▶ **WHAT NEEDS TO BE DONE**:
Write out each record again exactly as it stands.

Stored data:
————————

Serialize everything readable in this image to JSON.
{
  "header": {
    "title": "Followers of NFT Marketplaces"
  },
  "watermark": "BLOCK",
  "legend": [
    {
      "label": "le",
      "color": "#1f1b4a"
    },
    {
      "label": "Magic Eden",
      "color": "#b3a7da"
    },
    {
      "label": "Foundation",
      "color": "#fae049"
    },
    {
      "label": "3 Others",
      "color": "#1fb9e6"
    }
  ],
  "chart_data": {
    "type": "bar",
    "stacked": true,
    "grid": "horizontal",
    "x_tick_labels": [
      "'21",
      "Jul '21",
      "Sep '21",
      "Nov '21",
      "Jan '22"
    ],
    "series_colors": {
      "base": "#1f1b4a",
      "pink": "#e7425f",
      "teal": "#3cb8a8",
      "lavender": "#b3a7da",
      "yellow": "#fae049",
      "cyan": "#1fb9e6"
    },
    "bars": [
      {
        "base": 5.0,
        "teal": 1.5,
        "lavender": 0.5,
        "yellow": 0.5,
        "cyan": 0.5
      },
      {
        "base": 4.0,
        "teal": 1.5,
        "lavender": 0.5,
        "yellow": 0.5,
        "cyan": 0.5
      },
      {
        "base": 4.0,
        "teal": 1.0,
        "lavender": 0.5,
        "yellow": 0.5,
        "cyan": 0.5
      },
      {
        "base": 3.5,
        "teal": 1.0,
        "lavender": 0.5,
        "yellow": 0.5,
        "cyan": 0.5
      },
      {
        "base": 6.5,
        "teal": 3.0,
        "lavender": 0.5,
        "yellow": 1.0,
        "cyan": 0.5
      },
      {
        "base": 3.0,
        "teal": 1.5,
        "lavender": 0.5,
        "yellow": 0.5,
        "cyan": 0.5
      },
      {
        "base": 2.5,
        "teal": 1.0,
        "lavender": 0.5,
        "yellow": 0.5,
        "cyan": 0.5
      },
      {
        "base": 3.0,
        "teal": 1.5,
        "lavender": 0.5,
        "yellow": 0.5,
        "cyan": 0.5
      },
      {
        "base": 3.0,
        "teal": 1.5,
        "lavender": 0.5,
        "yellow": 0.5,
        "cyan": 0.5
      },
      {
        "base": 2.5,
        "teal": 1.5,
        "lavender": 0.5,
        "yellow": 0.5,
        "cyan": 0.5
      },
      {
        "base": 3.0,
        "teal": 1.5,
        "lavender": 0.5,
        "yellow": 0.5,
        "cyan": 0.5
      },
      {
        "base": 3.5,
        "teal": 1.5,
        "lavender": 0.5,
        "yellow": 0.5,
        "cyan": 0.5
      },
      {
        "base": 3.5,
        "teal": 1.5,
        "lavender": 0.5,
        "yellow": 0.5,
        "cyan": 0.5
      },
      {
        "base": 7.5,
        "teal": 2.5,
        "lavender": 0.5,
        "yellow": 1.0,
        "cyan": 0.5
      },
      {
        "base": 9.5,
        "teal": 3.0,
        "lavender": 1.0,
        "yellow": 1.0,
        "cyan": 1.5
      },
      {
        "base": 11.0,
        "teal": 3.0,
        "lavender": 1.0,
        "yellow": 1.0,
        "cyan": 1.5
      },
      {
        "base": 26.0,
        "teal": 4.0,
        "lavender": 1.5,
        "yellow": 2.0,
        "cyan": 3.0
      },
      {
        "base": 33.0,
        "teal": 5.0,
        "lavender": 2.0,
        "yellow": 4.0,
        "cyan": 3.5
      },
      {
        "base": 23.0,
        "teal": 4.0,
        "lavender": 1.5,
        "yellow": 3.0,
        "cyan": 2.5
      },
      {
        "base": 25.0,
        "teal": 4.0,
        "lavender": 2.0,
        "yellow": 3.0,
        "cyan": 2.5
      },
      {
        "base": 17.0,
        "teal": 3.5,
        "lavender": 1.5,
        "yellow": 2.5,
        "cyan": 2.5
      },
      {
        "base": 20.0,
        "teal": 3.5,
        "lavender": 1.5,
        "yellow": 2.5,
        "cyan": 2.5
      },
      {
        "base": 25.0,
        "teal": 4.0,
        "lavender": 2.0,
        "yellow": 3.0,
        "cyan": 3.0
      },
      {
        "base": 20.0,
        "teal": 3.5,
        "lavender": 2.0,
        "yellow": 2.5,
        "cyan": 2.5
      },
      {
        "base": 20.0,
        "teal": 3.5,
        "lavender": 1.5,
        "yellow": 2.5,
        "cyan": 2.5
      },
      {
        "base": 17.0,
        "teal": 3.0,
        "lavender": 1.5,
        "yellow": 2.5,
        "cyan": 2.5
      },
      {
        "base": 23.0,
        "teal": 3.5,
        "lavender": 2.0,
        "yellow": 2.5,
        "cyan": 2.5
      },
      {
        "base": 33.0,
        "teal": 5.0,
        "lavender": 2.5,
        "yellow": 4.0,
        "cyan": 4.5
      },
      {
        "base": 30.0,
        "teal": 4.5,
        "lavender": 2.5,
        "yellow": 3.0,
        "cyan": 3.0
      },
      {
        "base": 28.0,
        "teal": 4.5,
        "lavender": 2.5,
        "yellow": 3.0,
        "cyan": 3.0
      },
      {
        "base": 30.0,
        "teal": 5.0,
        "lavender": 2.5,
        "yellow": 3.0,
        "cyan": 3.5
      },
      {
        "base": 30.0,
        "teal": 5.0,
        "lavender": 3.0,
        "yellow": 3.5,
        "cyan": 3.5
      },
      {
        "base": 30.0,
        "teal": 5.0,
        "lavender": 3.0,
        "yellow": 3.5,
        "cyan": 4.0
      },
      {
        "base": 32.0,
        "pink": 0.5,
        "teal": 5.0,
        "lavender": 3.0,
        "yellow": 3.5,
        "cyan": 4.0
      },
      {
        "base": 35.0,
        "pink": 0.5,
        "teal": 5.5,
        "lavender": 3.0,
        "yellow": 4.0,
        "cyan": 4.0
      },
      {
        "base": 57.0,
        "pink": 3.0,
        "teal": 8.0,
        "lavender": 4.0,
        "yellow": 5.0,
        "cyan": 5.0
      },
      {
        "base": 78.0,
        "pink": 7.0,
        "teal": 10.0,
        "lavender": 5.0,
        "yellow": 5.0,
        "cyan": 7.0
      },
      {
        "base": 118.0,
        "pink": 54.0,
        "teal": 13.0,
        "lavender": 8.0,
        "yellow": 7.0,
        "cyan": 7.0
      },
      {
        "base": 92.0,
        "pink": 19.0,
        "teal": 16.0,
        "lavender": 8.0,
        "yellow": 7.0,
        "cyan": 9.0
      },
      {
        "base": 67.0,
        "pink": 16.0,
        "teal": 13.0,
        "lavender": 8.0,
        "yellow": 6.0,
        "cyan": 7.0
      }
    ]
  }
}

————————

▶ **ANSWER IN FULL**:
Serialize everything readable in this image to JSON.
{
  "header": {
    "title": "Followers of NFT Marketplaces"
  },
  "watermark": "BLOCK",
  "legend": [
    {
      "label": "le",
      "color": "#1f1b4a"
    },
    {
      "label": "Magic Eden",
      "color": "#b3a7da"
    },
    {
      "label": "Foundation",
      "color": "#fae049"
    },
    {
      "label": "3 Others",
      "color": "#1fb9e6"
    }
  ],
  "chart_data": {
    "type": "bar",
    "stacked": true,
    "grid": "horizontal",
    "x_tick_labels": [
      "'21",
      "Jul '21",
      "Sep '21",
      "Nov '21",
      "Jan '22"
    ],
    "series_colors": {
      "base": "#1f1b4a",
      "pink": "#e7425f",
      "teal": "#3cb8a8",
      "lavender": "#b3a7da",
      "yellow": "#fae049",
      "cyan": "#1fb9e6"
    },
    "bars": [
      {
        "base": 5.0,
        "teal": 1.5,
        "lavender": 0.5,
        "yellow": 0.5,
        "cyan": 0.5
      },
      {
        "base": 4.0,
        "teal": 1.5,
        "lavender": 0.5,
        "yellow": 0.5,
        "cyan": 0.5
      },
      {
        "base": 4.0,
        "teal": 1.0,
        "lavender": 0.5,
        "yellow": 0.5,
        "cyan": 0.5
      },
      {
        "base": 3.5,
        "teal": 1.0,
        "lavender": 0.5,
        "yellow": 0.5,
        "cyan": 0.5
      },
      {
        "base": 6.5,
        "teal": 3.0,
        "lavender": 0.5,
        "yellow": 1.0,
        "cyan": 0.5
      },
      {
        "base": 3.0,
        "teal": 1.5,
        "lavender": 0.5,
        "yellow": 0.5,
        "cyan": 0.5
      },
      {
        "base": 2.5,
        "teal": 1.0,
        "lavender": 0.5,
        "yellow": 0.5,
        "cyan": 0.5
      },
      {
        "base": 3.0,
        "teal": 1.5,
        "lavender": 0.5,
        "yellow": 0.5,
        "cyan": 0.5
      },
      {
        "base": 3.0,
        "teal": 1.5,
        "lavender": 0.5,
        "yellow": 0.5,
        "cyan": 0.5
      },
      {
        "base": 2.5,
        "teal": 1.5,
        "lavender": 0.5,
        "yellow": 0.5,
        "cyan": 0.5
      },
      {
        "base": 3.0,
        "teal": 1.5,
        "lavender": 0.5,
        "yellow": 0.5,
        "cyan": 0.5
      },
      {
        "base": 3.5,
        "teal": 1.5,
        "lavender": 0.5,
        "yellow": 0.5,
        "cyan": 0.5
      },
      {
        "base": 3.5,
        "teal": 1.5,
        "lavender": 0.5,
        "yellow": 0.5,
        "cyan": 0.5
      },
      {
        "base": 7.5,
        "teal": 2.5,
        "lavender": 0.5,
        "yellow": 1.0,
        "cyan": 0.5
      },
      {
        "base": 9.5,
        "teal": 3.0,
        "lavender": 1.0,
        "yellow": 1.0,
        "cyan": 1.5
      },
      {
        "base": 11.0,
        "teal": 3.0,
        "lavender": 1.0,
        "yellow": 1.0,
        "cyan": 1.5
      },
      {
        "base": 26.0,
        "teal": 4.0,
        "lavender": 1.5,
        "yellow": 2.0,
        "cyan": 3.0
      },
      {
        "base": 33.0,
        "teal": 5.0,
        "lavender": 2.0,
        "yellow": 4.0,
        "cyan": 3.5
      },
      {
        "base": 23.0,
        "teal": 4.0,
        "lavender": 1.5,
        "yellow": 3.0,
        "cyan": 2.5
      },
      {
        "base": 25.0,
        "teal": 4.0,
        "lavender": 2.0,
        "yellow": 3.0,
        "cyan": 2.5
      },
      {
        "base": 17.0,
        "teal": 3.5,
        "lavender": 1.5,
        "yellow": 2.5,
        "cyan": 2.5
      },
      {
        "base": 20.0,
        "teal": 3.5,
        "lavender": 1.5,
        "yellow": 2.5,
        "cyan": 2.5
      },
      {
        "base": 25.0,
        "teal": 4.0,
        "lavender": 2.0,
        "yellow": 3.0,
        "cyan": 3.0
      },
      {
        "base": 20.0,
        "teal": 3.5,
        "lavender": 2.0,
        "yellow": 2.5,
        "cyan": 2.5
      },
      {
        "base": 20.0,
        "teal": 3.5,
        "lavender": 1.5,
        "yellow": 2.5,
        "cyan": 2.5
      },
      {
        "base": 17.0,
        "teal": 3.0,
        "lavender": 1.5,
        "yellow": 2.5,
        "cyan": 2.5
      },
      {
        "base": 23.0,
        "teal": 3.5,
        "lavender": 2.0,
        "yellow": 2.5,
        "cyan": 2.5
      },
      {
        "base": 33.0,
        "teal": 5.0,
        "lavender": 2.5,
        "yellow": 4.0,
        "cyan": 4.5
      },
      {
        "base": 30.0,
        "teal": 4.5,
        "lavender": 2.5,
        "yellow": 3.0,
        "cyan": 3.0
      },
      {
        "base": 28.0,
        "teal": 4.5,
        "lavender": 2.5,
        "yellow": 3.0,
        "cyan": 3.0
      },
      {
        "base": 30.0,
        "teal": 5.0,
        "lavender": 2.5,
        "yellow": 3.0,
        "cyan": 3.5
      },
      {
        "base": 30.0,
        "teal": 5.0,
        "lavender": 3.0,
        "yellow": 3.5,
        "cyan": 3.5
      },
      {
        "base": 30.0,
        "teal": 5.0,
        "lavender": 3.0,
        "yellow": 3.5,
        "cyan": 4.0
      },
      {
        "base": 32.0,
        "pink": 0.5,
        "teal": 5.0,
        "lavender": 3.0,
        "yellow": 3.5,
        "cyan": 4.0
      },
      {
        "base": 35.0,
        "pink": 0.5,
        "teal": 5.5,
        "lavender": 3.0,
        "yellow": 4.0,
        "cyan": 4.0
      },
      {
        "base": 57.0,
        "pink": 3.0,
        "teal": 8.0,
        "lavender": 4.0,
        "yellow": 5.0,
        "cyan": 5.0
      },
      {
        "base": 78.0,
        "pink": 7.0,
        "teal": 10.0,
        "lavender": 5.0,
        "yellow": 5.0,
        "cyan": 7.0
      },
      {
        "base": 118.0,
        "pink": 54.0,
        "teal": 13.0,
        "lavender": 8.0,
        "yellow": 7.0,
        "cyan": 7.0
      },
      {
        "base": 92.0,
        "pink": 19.0,
        "teal": 16.0,
        "lavender": 8.0,
        "yellow": 7.0,
        "cyan": 9.0
      },
      {
        "base": 67.0,
        "pink": 16.0,
        "teal": 13.0,
        "lavender": 8.0,
        "yellow": 6.0,
        "cyan": 7.0
      }
    ]
  }
}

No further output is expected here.